>> begin

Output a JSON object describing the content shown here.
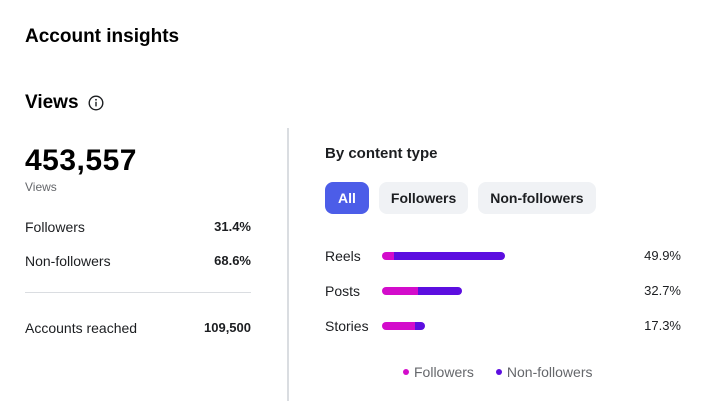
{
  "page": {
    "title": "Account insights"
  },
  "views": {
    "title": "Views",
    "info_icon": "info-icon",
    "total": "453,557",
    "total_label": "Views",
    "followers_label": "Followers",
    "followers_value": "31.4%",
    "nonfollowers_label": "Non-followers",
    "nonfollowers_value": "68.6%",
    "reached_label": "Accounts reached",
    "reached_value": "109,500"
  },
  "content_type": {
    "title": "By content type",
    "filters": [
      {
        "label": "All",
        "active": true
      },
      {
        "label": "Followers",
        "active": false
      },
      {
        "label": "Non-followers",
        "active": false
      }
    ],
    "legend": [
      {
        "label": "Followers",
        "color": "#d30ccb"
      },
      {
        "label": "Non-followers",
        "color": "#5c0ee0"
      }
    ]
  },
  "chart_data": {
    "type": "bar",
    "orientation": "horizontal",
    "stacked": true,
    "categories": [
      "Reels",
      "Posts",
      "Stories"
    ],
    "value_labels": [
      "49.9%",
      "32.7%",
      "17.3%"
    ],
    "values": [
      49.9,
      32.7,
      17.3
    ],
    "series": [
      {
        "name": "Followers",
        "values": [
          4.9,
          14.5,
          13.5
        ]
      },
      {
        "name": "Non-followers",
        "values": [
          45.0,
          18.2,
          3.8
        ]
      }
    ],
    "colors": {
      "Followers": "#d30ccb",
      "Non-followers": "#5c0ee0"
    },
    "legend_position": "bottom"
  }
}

>> end

- **What to produce**:
Omit the pictures, and quote the material above exactly as given.

- **Expected answer**:
Output a JSON object describing the content shown here.
{
  "page": {
    "title": "Account insights"
  },
  "views": {
    "title": "Views",
    "info_icon": "info-icon",
    "total": "453,557",
    "total_label": "Views",
    "followers_label": "Followers",
    "followers_value": "31.4%",
    "nonfollowers_label": "Non-followers",
    "nonfollowers_value": "68.6%",
    "reached_label": "Accounts reached",
    "reached_value": "109,500"
  },
  "content_type": {
    "title": "By content type",
    "filters": [
      {
        "label": "All",
        "active": true
      },
      {
        "label": "Followers",
        "active": false
      },
      {
        "label": "Non-followers",
        "active": false
      }
    ],
    "legend": [
      {
        "label": "Followers",
        "color": "#d30ccb"
      },
      {
        "label": "Non-followers",
        "color": "#5c0ee0"
      }
    ]
  },
  "chart_data": {
    "type": "bar",
    "orientation": "horizontal",
    "stacked": true,
    "categories": [
      "Reels",
      "Posts",
      "Stories"
    ],
    "value_labels": [
      "49.9%",
      "32.7%",
      "17.3%"
    ],
    "values": [
      49.9,
      32.7,
      17.3
    ],
    "series": [
      {
        "name": "Followers",
        "values": [
          4.9,
          14.5,
          13.5
        ]
      },
      {
        "name": "Non-followers",
        "values": [
          45.0,
          18.2,
          3.8
        ]
      }
    ],
    "colors": {
      "Followers": "#d30ccb",
      "Non-followers": "#5c0ee0"
    },
    "legend_position": "bottom"
  }
}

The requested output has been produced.